• EXERCISE REQUIREMENTS
Go through the entries and transcribe each one exactly, dropping the pictures.

• PROVIDED DATA
# # #

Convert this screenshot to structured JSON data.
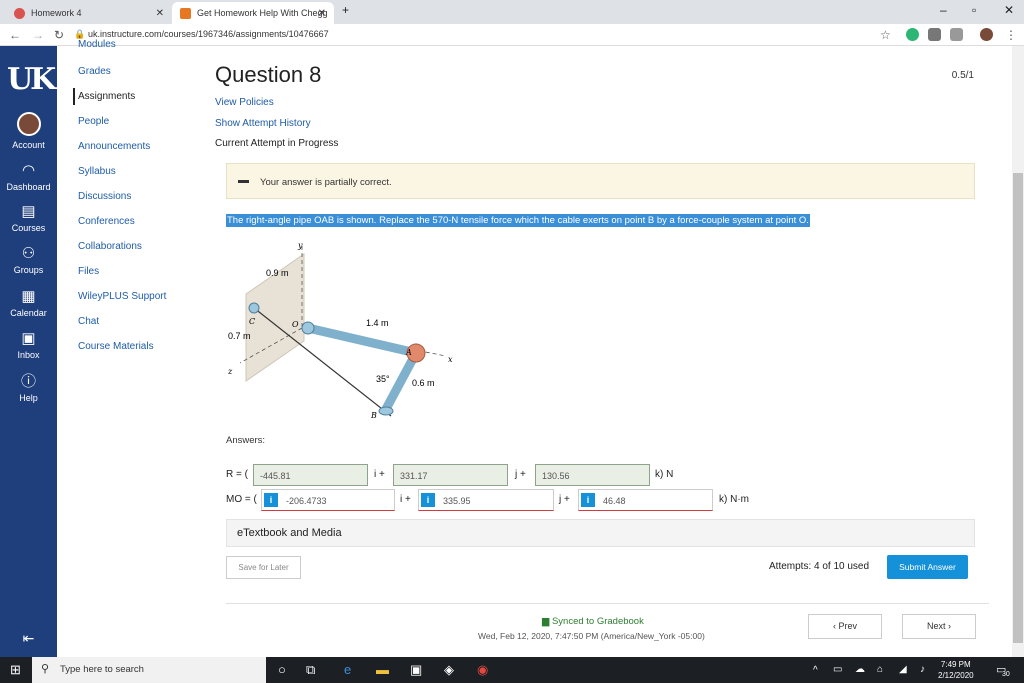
{
  "browser": {
    "tabs": [
      {
        "title": "Homework 4"
      },
      {
        "title": "Get Homework Help With Chegg"
      }
    ],
    "url": "uk.instructure.com/courses/1967346/assignments/10476667",
    "new_tab": "+"
  },
  "global_nav": {
    "logo": "UK",
    "items": [
      {
        "label": "Account",
        "icon": "avatar"
      },
      {
        "label": "Dashboard",
        "icon": "dashboard-icon"
      },
      {
        "label": "Courses",
        "icon": "book-icon"
      },
      {
        "label": "Groups",
        "icon": "groups-icon"
      },
      {
        "label": "Calendar",
        "icon": "calendar-icon"
      },
      {
        "label": "Inbox",
        "icon": "inbox-icon"
      },
      {
        "label": "Help",
        "icon": "help-icon"
      }
    ]
  },
  "course_nav": {
    "items": [
      {
        "label": "Modules"
      },
      {
        "label": "Grades"
      },
      {
        "label": "Assignments"
      },
      {
        "label": "People"
      },
      {
        "label": "Announcements"
      },
      {
        "label": "Syllabus"
      },
      {
        "label": "Discussions"
      },
      {
        "label": "Conferences"
      },
      {
        "label": "Collaborations"
      },
      {
        "label": "Files"
      },
      {
        "label": "WileyPLUS Support"
      },
      {
        "label": "Chat"
      },
      {
        "label": "Course Materials"
      }
    ]
  },
  "question": {
    "title": "Question 8",
    "score": "0.5/1",
    "view_policies": "View Policies",
    "show_history": "Show Attempt History",
    "status": "Current Attempt in Progress",
    "alert": "Your answer is partially correct.",
    "text": "The right-angle pipe OAB is shown. Replace the 570-N tensile force which the cable exerts on point B by a force-couple system at point O.",
    "figure_labels": {
      "y": "y",
      "x": "x",
      "z": "z",
      "c": "C",
      "o": "O",
      "a": "A",
      "b": "B",
      "d1": "0.9 m",
      "d2": "1.4 m",
      "d3": "0.7 m",
      "d4": "0.6 m",
      "angle": "35°"
    }
  },
  "answers": {
    "label": "Answers:",
    "r_label": "R = (",
    "r_values": [
      "-445.81",
      "331.17",
      "130.56"
    ],
    "r_unit": "k) N",
    "m_label": "MO = (",
    "m_values": [
      "-206.4733",
      "335.95",
      "46.48"
    ],
    "m_unit": "k) N·m",
    "i_sep": "i +",
    "j_sep": "j +",
    "info": "i"
  },
  "etextbook": "eTextbook and Media",
  "save_later": "Save for Later",
  "attempts": "Attempts: 4 of 10 used",
  "submit": "Submit Answer",
  "footer": {
    "synced": "Synced to Gradebook",
    "date": "Wed, Feb 12, 2020, 7:47:50 PM (America/New_York -05:00)",
    "prev": "‹ Prev",
    "next": "Next ›"
  },
  "taskbar": {
    "search": "Type here to search",
    "time": "7:49 PM",
    "date": "2/12/2020",
    "badge": "30"
  }
}
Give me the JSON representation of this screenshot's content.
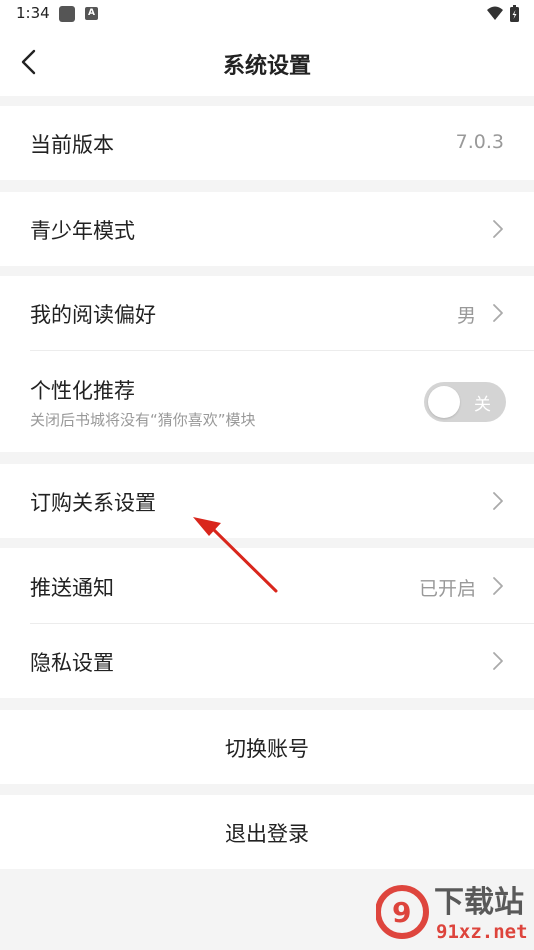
{
  "status_bar": {
    "time": "1:34"
  },
  "header": {
    "title": "系统设置"
  },
  "rows": {
    "version": {
      "label": "当前版本",
      "value": "7.0.3"
    },
    "youth_mode": {
      "label": "青少年模式"
    },
    "reading_pref": {
      "label": "我的阅读偏好",
      "value": "男"
    },
    "personalized": {
      "label": "个性化推荐",
      "subtitle": "关闭后书城将没有“猜你喜欢”模块",
      "toggle_text": "关"
    },
    "subscription": {
      "label": "订购关系设置"
    },
    "push": {
      "label": "推送通知",
      "value": "已开启"
    },
    "privacy": {
      "label": "隐私设置"
    },
    "switch_account": {
      "label": "切换账号"
    },
    "logout": {
      "label": "退出登录"
    }
  },
  "watermark": {
    "text_top": "下载站",
    "text_bottom": "91xz.net"
  },
  "colors": {
    "annotation_arrow": "#d9261c",
    "watermark_red": "#d9261c"
  }
}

# # #

• OUTPUT FOR THIS TASK
Convert this screenshot to structured JSON data.
{
  "browser": {
    "tabs": [
      {
        "title": "Homework 4"
      },
      {
        "title": "Get Homework Help With Chegg"
      }
    ],
    "url": "uk.instructure.com/courses/1967346/assignments/10476667",
    "new_tab": "+"
  },
  "global_nav": {
    "logo": "UK",
    "items": [
      {
        "label": "Account",
        "icon": "avatar"
      },
      {
        "label": "Dashboard",
        "icon": "dashboard-icon"
      },
      {
        "label": "Courses",
        "icon": "book-icon"
      },
      {
        "label": "Groups",
        "icon": "groups-icon"
      },
      {
        "label": "Calendar",
        "icon": "calendar-icon"
      },
      {
        "label": "Inbox",
        "icon": "inbox-icon"
      },
      {
        "label": "Help",
        "icon": "help-icon"
      }
    ]
  },
  "course_nav": {
    "items": [
      {
        "label": "Modules"
      },
      {
        "label": "Grades"
      },
      {
        "label": "Assignments"
      },
      {
        "label": "People"
      },
      {
        "label": "Announcements"
      },
      {
        "label": "Syllabus"
      },
      {
        "label": "Discussions"
      },
      {
        "label": "Conferences"
      },
      {
        "label": "Collaborations"
      },
      {
        "label": "Files"
      },
      {
        "label": "WileyPLUS Support"
      },
      {
        "label": "Chat"
      },
      {
        "label": "Course Materials"
      }
    ]
  },
  "question": {
    "title": "Question 8",
    "score": "0.5/1",
    "view_policies": "View Policies",
    "show_history": "Show Attempt History",
    "status": "Current Attempt in Progress",
    "alert": "Your answer is partially correct.",
    "text": "The right-angle pipe OAB is shown. Replace the 570-N tensile force which the cable exerts on point B by a force-couple system at point O.",
    "figure_labels": {
      "y": "y",
      "x": "x",
      "z": "z",
      "c": "C",
      "o": "O",
      "a": "A",
      "b": "B",
      "d1": "0.9 m",
      "d2": "1.4 m",
      "d3": "0.7 m",
      "d4": "0.6 m",
      "angle": "35°"
    }
  },
  "answers": {
    "label": "Answers:",
    "r_label": "R = (",
    "r_values": [
      "-445.81",
      "331.17",
      "130.56"
    ],
    "r_unit": "k) N",
    "m_label": "MO = (",
    "m_values": [
      "-206.4733",
      "335.95",
      "46.48"
    ],
    "m_unit": "k) N·m",
    "i_sep": "i +",
    "j_sep": "j +",
    "info": "i"
  },
  "etextbook": "eTextbook and Media",
  "save_later": "Save for Later",
  "attempts": "Attempts: 4 of 10 used",
  "submit": "Submit Answer",
  "footer": {
    "synced": "Synced to Gradebook",
    "date": "Wed, Feb 12, 2020, 7:47:50 PM (America/New_York -05:00)",
    "prev": "‹ Prev",
    "next": "Next ›"
  },
  "taskbar": {
    "search": "Type here to search",
    "time": "7:49 PM",
    "date": "2/12/2020",
    "badge": "30"
  }
}
Give me the JSON representation of this screenshot's content.
{
  "status_bar": {
    "time": "1:34"
  },
  "header": {
    "title": "系统设置"
  },
  "rows": {
    "version": {
      "label": "当前版本",
      "value": "7.0.3"
    },
    "youth_mode": {
      "label": "青少年模式"
    },
    "reading_pref": {
      "label": "我的阅读偏好",
      "value": "男"
    },
    "personalized": {
      "label": "个性化推荐",
      "subtitle": "关闭后书城将没有“猜你喜欢”模块",
      "toggle_text": "关"
    },
    "subscription": {
      "label": "订购关系设置"
    },
    "push": {
      "label": "推送通知",
      "value": "已开启"
    },
    "privacy": {
      "label": "隐私设置"
    },
    "switch_account": {
      "label": "切换账号"
    },
    "logout": {
      "label": "退出登录"
    }
  },
  "watermark": {
    "text_top": "下载站",
    "text_bottom": "91xz.net"
  },
  "colors": {
    "annotation_arrow": "#d9261c",
    "watermark_red": "#d9261c"
  }
}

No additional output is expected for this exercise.